[Start Data provided]

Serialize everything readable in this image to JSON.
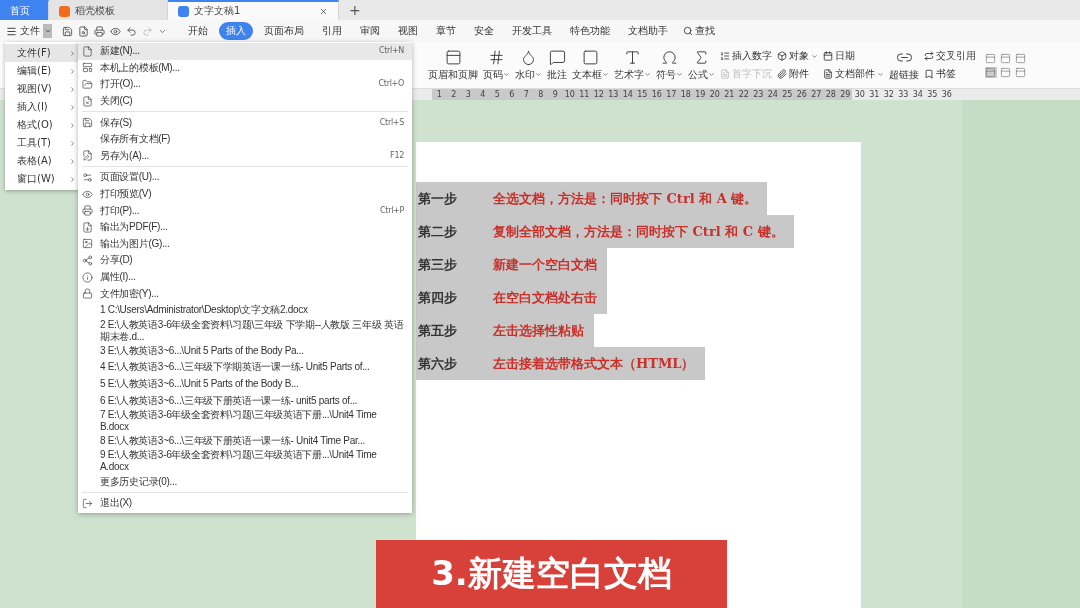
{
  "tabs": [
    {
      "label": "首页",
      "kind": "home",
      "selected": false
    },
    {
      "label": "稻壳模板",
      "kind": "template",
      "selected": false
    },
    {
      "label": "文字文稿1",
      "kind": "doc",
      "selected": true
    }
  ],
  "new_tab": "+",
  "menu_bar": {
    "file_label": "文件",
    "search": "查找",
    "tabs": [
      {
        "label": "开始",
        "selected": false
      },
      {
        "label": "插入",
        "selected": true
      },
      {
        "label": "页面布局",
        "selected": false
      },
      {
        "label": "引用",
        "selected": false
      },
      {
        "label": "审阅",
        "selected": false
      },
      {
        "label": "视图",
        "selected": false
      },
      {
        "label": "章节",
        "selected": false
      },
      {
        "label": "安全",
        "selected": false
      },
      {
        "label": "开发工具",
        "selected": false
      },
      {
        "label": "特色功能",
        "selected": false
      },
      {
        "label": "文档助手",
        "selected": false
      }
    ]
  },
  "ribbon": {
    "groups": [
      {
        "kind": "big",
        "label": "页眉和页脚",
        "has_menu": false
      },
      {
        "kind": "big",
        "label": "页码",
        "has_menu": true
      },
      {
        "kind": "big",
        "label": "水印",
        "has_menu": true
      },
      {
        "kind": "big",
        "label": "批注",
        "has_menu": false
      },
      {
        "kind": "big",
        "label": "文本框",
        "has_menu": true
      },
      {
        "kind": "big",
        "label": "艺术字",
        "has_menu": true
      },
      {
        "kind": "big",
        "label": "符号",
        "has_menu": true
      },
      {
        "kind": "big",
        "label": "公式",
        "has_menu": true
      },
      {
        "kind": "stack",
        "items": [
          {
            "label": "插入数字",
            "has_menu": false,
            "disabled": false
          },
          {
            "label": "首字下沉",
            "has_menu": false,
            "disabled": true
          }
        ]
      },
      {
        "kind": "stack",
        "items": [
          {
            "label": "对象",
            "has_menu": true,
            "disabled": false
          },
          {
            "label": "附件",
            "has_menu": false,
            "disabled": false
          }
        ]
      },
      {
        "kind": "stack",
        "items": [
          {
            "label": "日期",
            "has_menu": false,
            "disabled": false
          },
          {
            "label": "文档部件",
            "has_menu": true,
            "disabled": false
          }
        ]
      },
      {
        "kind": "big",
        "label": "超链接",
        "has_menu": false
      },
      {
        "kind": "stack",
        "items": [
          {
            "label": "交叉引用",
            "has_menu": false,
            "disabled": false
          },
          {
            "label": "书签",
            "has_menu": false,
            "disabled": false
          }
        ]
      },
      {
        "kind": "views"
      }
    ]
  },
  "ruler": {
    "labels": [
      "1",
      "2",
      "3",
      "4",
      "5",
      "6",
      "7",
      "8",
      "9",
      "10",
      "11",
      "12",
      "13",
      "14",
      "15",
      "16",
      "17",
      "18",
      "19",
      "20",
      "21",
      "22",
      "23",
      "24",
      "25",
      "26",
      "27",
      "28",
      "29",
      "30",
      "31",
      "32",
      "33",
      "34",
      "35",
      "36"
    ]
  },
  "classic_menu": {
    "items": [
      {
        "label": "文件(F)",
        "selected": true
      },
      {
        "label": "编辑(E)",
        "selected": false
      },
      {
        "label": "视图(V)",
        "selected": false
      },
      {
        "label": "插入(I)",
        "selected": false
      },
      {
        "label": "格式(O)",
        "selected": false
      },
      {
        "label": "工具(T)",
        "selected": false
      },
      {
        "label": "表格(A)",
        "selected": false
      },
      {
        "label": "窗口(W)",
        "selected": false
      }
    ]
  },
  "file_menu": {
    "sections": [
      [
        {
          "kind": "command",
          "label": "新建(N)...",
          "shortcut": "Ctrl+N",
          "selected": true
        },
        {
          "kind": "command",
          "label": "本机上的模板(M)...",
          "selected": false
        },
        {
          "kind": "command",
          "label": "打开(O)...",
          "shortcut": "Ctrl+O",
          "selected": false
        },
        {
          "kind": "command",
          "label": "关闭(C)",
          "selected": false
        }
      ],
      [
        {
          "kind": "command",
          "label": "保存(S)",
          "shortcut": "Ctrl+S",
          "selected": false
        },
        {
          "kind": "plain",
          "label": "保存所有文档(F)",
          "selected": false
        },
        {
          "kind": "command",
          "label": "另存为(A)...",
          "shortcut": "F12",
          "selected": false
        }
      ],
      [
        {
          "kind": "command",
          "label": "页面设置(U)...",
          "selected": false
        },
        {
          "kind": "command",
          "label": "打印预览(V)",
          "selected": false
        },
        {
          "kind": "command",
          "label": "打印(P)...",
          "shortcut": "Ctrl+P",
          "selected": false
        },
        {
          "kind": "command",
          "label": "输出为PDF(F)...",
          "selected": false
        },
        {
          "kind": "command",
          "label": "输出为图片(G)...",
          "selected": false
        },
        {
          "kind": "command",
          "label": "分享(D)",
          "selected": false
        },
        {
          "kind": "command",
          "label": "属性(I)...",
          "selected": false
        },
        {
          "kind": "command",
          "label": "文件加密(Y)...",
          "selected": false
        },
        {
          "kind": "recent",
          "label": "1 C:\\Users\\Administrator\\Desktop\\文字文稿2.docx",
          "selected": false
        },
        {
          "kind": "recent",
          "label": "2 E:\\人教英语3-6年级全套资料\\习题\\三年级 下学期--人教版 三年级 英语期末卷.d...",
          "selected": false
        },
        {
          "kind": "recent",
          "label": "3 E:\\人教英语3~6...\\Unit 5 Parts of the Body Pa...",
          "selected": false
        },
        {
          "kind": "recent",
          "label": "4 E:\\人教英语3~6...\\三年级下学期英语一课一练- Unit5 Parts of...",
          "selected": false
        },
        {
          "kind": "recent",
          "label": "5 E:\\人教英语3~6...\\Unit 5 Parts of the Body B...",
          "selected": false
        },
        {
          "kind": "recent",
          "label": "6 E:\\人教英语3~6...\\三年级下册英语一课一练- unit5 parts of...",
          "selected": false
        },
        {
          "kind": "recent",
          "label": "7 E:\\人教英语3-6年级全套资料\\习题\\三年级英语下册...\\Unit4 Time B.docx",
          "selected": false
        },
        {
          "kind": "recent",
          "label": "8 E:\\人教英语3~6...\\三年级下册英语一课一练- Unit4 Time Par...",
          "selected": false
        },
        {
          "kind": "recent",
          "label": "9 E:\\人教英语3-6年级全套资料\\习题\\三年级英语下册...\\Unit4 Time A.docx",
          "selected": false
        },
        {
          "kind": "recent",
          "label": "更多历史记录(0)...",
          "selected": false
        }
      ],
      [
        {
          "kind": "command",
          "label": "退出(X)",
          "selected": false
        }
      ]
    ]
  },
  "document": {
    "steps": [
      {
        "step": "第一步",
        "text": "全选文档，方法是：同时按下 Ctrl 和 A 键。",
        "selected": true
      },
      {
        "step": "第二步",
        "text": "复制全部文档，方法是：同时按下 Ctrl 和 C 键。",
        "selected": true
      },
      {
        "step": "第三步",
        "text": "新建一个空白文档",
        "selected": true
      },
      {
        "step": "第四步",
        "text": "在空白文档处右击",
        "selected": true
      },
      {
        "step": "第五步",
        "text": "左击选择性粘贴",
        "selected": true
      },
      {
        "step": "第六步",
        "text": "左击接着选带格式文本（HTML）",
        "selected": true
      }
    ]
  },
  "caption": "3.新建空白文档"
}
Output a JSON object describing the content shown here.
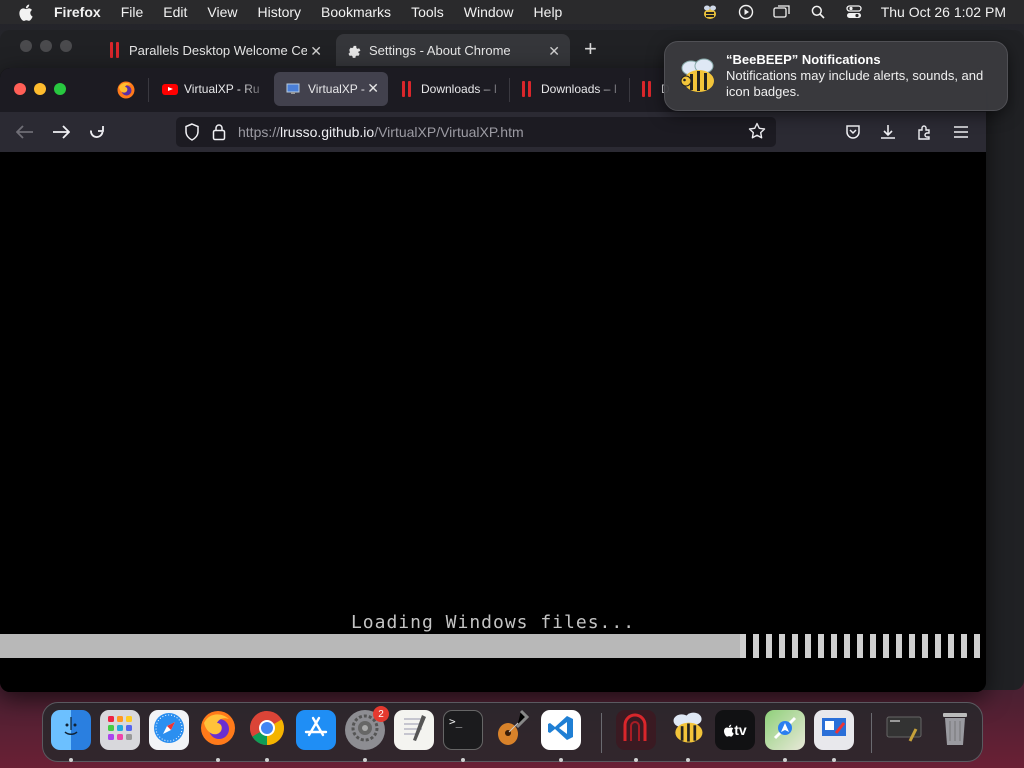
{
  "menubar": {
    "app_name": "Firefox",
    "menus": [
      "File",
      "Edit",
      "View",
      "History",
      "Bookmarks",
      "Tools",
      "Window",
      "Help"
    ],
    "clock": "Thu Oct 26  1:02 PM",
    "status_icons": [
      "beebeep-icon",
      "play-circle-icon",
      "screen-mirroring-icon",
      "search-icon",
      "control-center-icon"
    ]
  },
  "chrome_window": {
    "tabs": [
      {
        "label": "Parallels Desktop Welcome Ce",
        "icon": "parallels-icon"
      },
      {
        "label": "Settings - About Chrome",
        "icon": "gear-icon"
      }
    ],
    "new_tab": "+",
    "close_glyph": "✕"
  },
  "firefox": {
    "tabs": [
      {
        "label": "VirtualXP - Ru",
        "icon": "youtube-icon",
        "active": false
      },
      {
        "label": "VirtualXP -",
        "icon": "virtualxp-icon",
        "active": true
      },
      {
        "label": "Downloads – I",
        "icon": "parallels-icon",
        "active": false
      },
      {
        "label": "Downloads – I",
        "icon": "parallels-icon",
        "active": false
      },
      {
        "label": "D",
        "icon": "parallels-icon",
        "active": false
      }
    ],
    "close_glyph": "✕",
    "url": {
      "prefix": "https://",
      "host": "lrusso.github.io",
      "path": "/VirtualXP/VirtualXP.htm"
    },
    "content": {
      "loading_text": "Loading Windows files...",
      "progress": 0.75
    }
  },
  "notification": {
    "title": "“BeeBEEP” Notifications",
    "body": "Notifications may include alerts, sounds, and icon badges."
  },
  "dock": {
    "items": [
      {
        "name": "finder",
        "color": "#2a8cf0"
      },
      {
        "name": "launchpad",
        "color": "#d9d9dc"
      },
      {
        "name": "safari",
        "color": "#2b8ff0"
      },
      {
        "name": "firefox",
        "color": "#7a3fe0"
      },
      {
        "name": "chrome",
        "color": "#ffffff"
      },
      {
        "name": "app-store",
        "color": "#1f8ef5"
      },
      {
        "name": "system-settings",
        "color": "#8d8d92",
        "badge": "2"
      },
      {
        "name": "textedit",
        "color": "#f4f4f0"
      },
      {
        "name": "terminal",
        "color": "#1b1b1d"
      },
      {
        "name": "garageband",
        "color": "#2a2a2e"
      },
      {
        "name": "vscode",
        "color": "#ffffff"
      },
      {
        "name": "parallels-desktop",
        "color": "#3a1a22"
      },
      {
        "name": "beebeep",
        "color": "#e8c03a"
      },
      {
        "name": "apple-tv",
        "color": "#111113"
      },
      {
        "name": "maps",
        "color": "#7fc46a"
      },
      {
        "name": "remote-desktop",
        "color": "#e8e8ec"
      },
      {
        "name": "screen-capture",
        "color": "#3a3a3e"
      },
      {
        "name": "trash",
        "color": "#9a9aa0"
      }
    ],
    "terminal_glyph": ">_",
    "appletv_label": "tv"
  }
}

[End Data provided]

### Aim of the exercise
Only lines that contain the word "content" are wanted; copy each of them.

### Result
Output a JSON object describing the content shown here.
    "content": {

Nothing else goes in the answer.